WHAT IS BEING ASKED
Give the listing again exactly, omitting its images.

Data items
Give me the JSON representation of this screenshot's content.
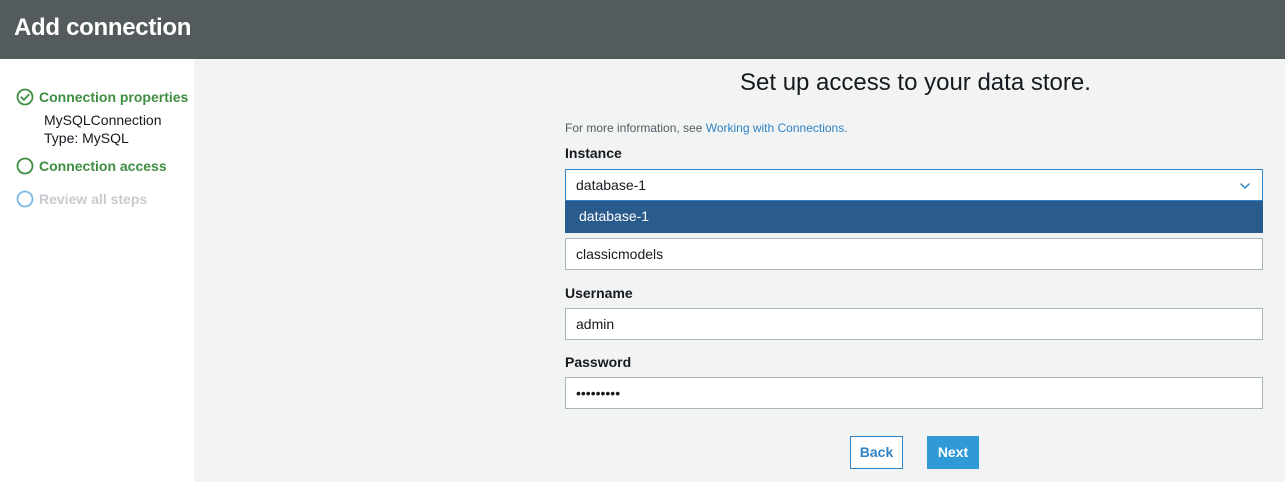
{
  "header": {
    "title": "Add connection"
  },
  "steps": [
    {
      "label": "Connection properties",
      "status": "complete",
      "details": [
        "MySQLConnection",
        "Type: MySQL"
      ]
    },
    {
      "label": "Connection access",
      "status": "current"
    },
    {
      "label": "Review all steps",
      "status": "pending"
    }
  ],
  "main": {
    "title": "Set up access to your data store.",
    "info_prefix": "For more information, see ",
    "info_link": "Working with Connections."
  },
  "form": {
    "instance": {
      "label": "Instance",
      "value": "database-1",
      "options": [
        "database-1"
      ]
    },
    "database": {
      "value": "classicmodels"
    },
    "username": {
      "label": "Username",
      "value": "admin"
    },
    "password": {
      "label": "Password",
      "value": "•••••••••"
    }
  },
  "buttons": {
    "back": "Back",
    "next": "Next"
  },
  "colors": {
    "header_bg": "#545b5d",
    "step_green": "#3e8e41",
    "step_pending": "#c7cbcf",
    "link": "#2f84c7",
    "dropdown_selected": "#2a5b8d",
    "primary_button": "#2f9ad6"
  }
}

EXERCISE SOLUTION
Give me the JSON representation of this screenshot's content.
{
  "header": {
    "title": "Add connection"
  },
  "steps": [
    {
      "label": "Connection properties",
      "status": "complete",
      "details": [
        "MySQLConnection",
        "Type: MySQL"
      ]
    },
    {
      "label": "Connection access",
      "status": "current"
    },
    {
      "label": "Review all steps",
      "status": "pending"
    }
  ],
  "main": {
    "title": "Set up access to your data store.",
    "info_prefix": "For more information, see ",
    "info_link": "Working with Connections."
  },
  "form": {
    "instance": {
      "label": "Instance",
      "value": "database-1",
      "options": [
        "database-1"
      ]
    },
    "database": {
      "value": "classicmodels"
    },
    "username": {
      "label": "Username",
      "value": "admin"
    },
    "password": {
      "label": "Password",
      "value": "•••••••••"
    }
  },
  "buttons": {
    "back": "Back",
    "next": "Next"
  },
  "colors": {
    "header_bg": "#545b5d",
    "step_green": "#3e8e41",
    "step_pending": "#c7cbcf",
    "link": "#2f84c7",
    "dropdown_selected": "#2a5b8d",
    "primary_button": "#2f9ad6"
  }
}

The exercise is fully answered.